**Instruction**:
Pictures do not belong in the copy. Write out exactly the lines from the one containing "Convert this document image to plain text." through the end of the data.
* * * *
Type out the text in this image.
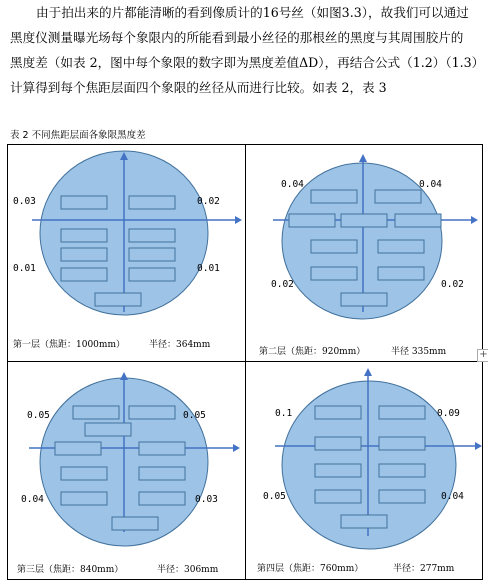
由于拍出来的片都能清晰的看到像质计的16号丝（如图3.3），故我们可以通过
黑度仪测量曝光场每个象限内的所能看到最小丝径的那根丝的黑度与其周围胶片的
黑度差（如表 2，图中每个象限的数字即为黑度差值ΔD），再结合公式（1.2）（1.3）
计算得到每个焦距层面四个象限的丝径从而进行比较。如表 2，表 3
表 2 不同焦距层面各象限黑度差
0.03	0.02
0.01	0.01
第一层（焦距：1000mm）	半径：364mm
0.04	0.04
0.02	0.02
第二层（焦距：920mm）	半径 335mm
0.05	0.05
0.04	0.03
第三层（焦距：840mm）	半径：306mm
0.1	0.09
0.05	0.04
第四层（焦距：760mm）	半径：277mm
+
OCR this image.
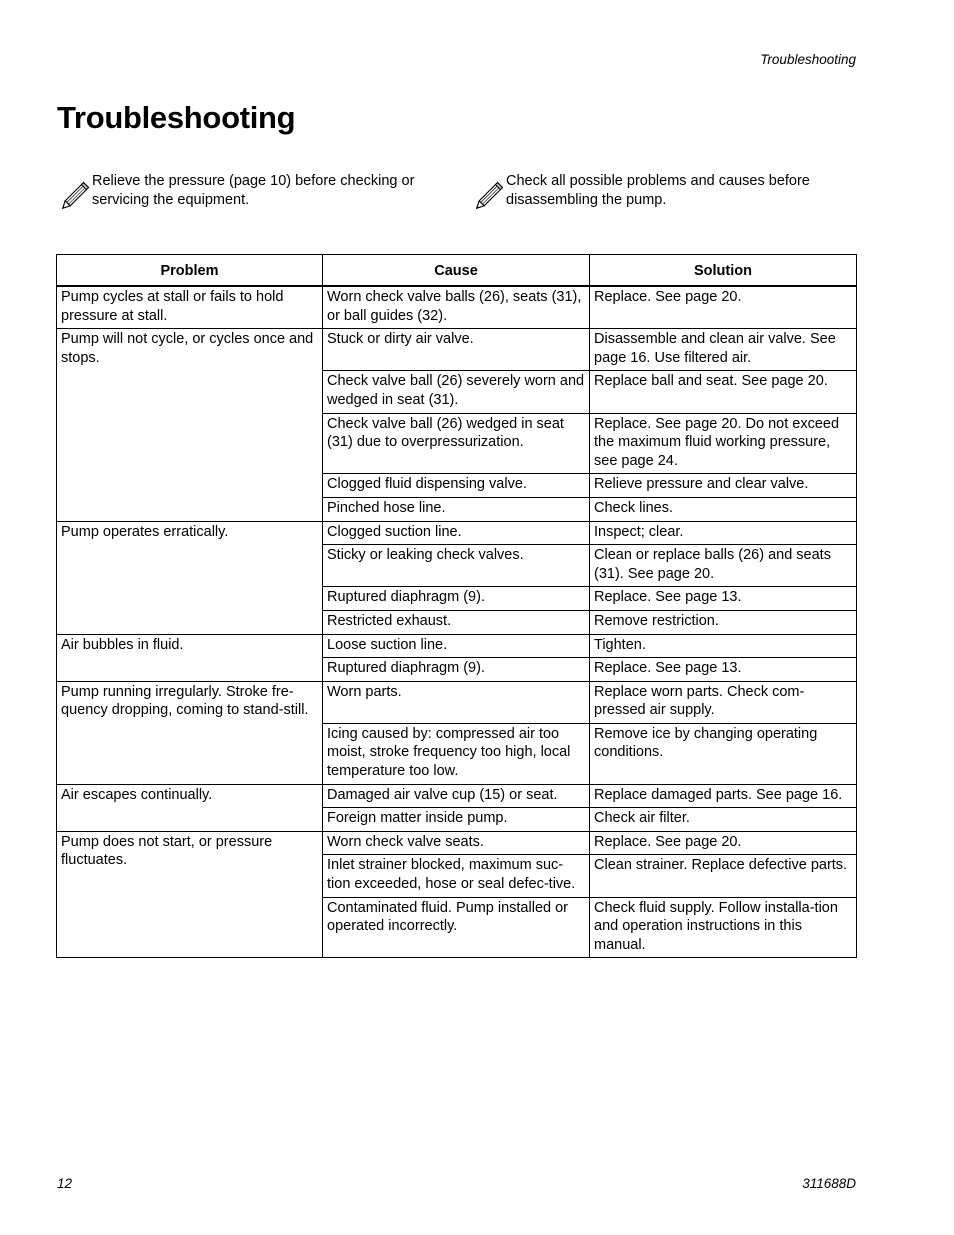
Troubleshooting
Troubleshooting
Relieve the pressure (page 10) before checking or servicing the equipment.
Check all possible problems and causes before disassembling the pump.
Problem	Cause	Solution
Pump cycles at stall or fails to hold pressure at stall.	Worn check valve balls (26), seats (31), or ball guides (32).	Replace. See page 20.
Pump will not cycle, or cycles once and stops.	Stuck or dirty air valve.	Disassemble and clean air valve. See page 16. Use filtered air.
	Check valve ball (26) severely worn and wedged in seat (31).	Replace ball and seat. See page 20.
	Check valve ball (26) wedged in seat (31) due to overpressurization.	Replace. See page 20. Do not exceed the maximum fluid working pressure, see page 24.
	Clogged fluid dispensing valve.	Relieve pressure and clear valve.
	Pinched hose line.	Check lines.
Pump operates erratically.	Clogged suction line.	Inspect; clear.
	Sticky or leaking check valves.	Clean or replace balls (26) and seats (31). See page 20.
	Ruptured diaphragm (9).	Replace. See page 13.
	Restricted exhaust.	Remove restriction.
Air bubbles in fluid.	Loose suction line.	Tighten.
	Ruptured diaphragm (9).	Replace. See page 13.
Pump running irregularly. Stroke fre-quency dropping, coming to stand-still.	Worn parts.	Replace worn parts. Check com-pressed air supply.
	Icing caused by: compressed air too moist, stroke frequency too high, local temperature too low.	Remove ice by changing operating conditions.
Air escapes continually.	Damaged air valve cup (15) or seat.	Replace damaged parts. See page 16.
	Foreign matter inside pump.	Check air filter.
Pump does not start, or pressure fluctuates.	Worn check valve seats.	Replace. See page 20.
	Inlet strainer blocked, maximum suc-tion exceeded, hose or seal defec-tive.	Clean strainer. Replace defective parts.
	Contaminated fluid. Pump installed or operated incorrectly.	Check fluid supply. Follow installa-tion and operation instructions in this manual.
12	311688D
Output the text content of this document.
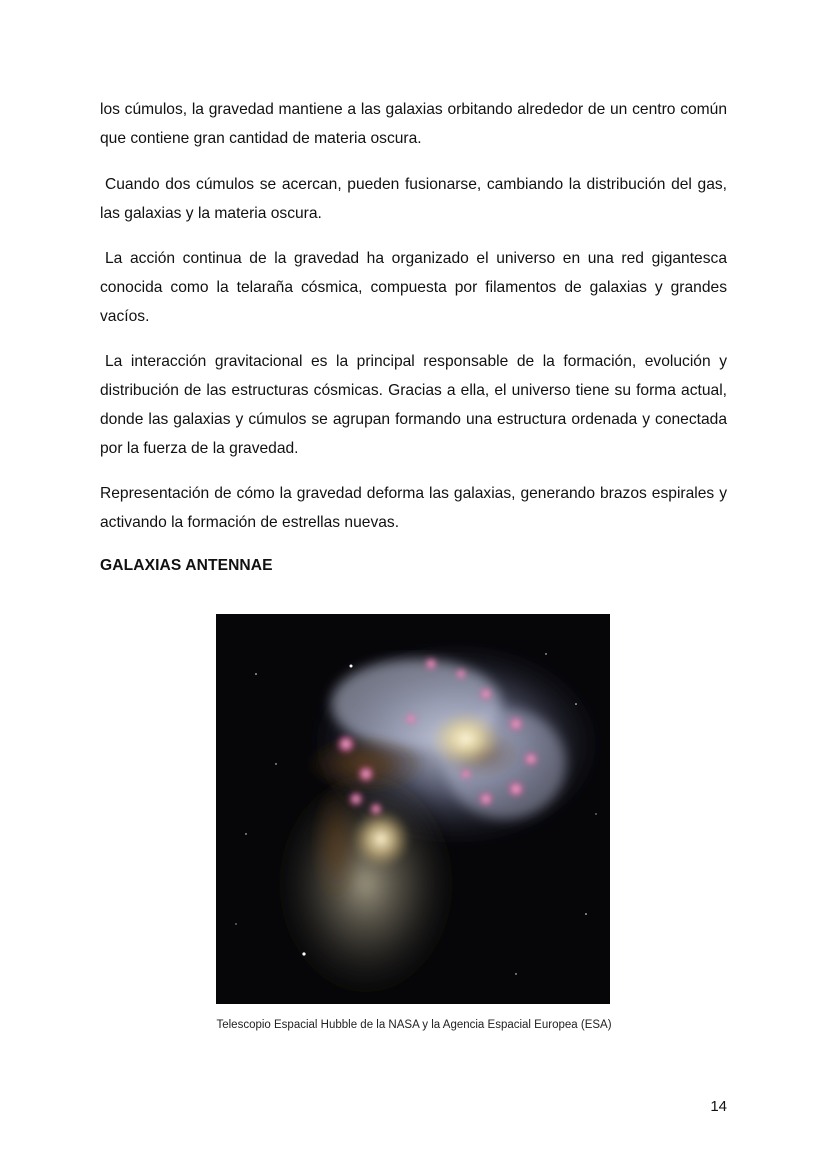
los cúmulos, la gravedad mantiene a las galaxias orbitando alrededor de un centro común que contiene gran cantidad de materia oscura.

Cuando dos cúmulos se acercan, pueden fusionarse, cambiando la distribución del gas, las galaxias y la materia oscura.

La acción continua de la gravedad ha organizado el universo en una red gigantesca conocida como la telaraña cósmica, compuesta por filamentos de galaxias y grandes vacíos.

La interacción gravitacional es la principal responsable de la formación, evolución y distribución de las estructuras cósmicas. Gracias a ella, el universo tiene su forma actual, donde las galaxias y cúmulos se agrupan formando una estructura ordenada y conectada por la fuerza de la gravedad.

Representación de cómo la gravedad deforma las galaxias, generando brazos espirales y activando la formación de estrellas nuevas.

GALAXIAS ANTENNAE
Telescopio Espacial Hubble de la NASA y la Agencia Espacial Europea (ESA)
14
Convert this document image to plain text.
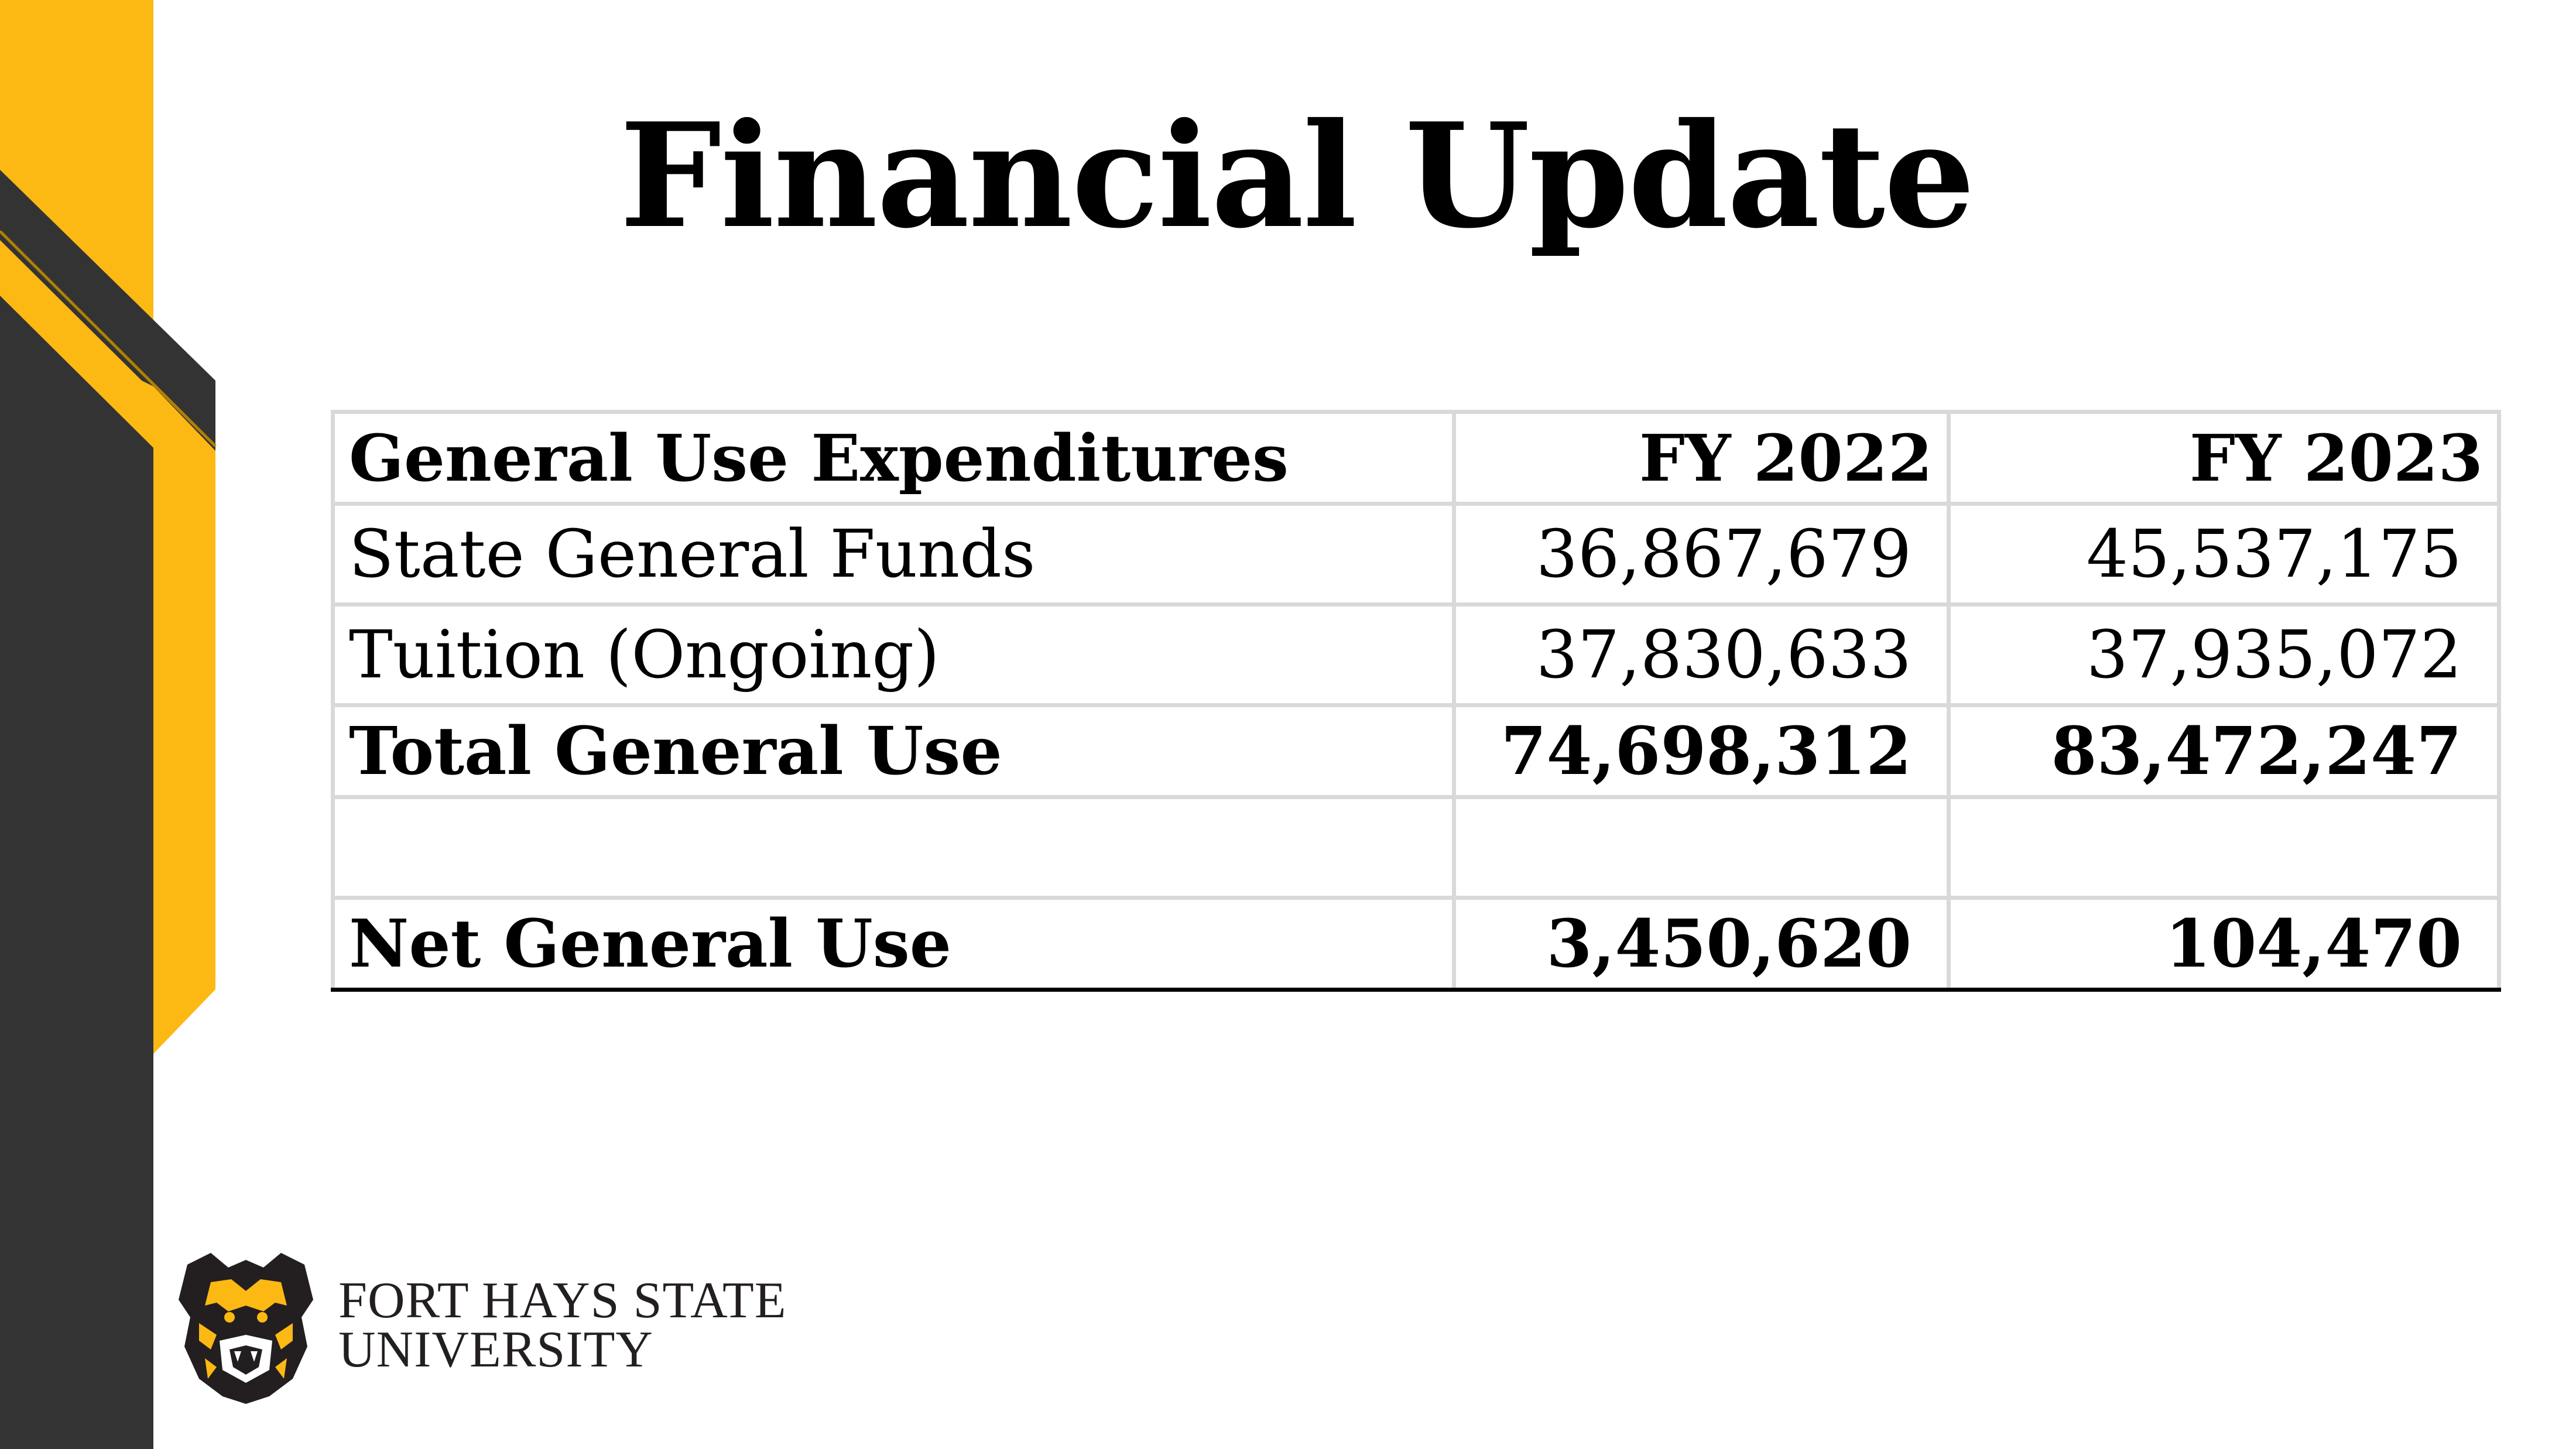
Financial Update
General Use Expenditures	FY 2022	FY 2023
State General Funds	36,867,679	45,537,175
Tuition (Ongoing)	37,830,633	37,935,072
Total General Use	74,698,312	83,472,247

Net General Use	3,450,620	104,470
FORT HAYS STATE
UNIVERSITY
* * * *
**Written response**:
Convert this document image to plain text.
Financial Update
General Use Expenditures	FY 2022	FY 2023
State General Funds	36,867,679	45,537,175
Tuition (Ongoing)	37,830,633	37,935,072
Total General Use	74,698,312	83,472,247

Net General Use	3,450,620	104,470
FORT HAYS STATE
UNIVERSITY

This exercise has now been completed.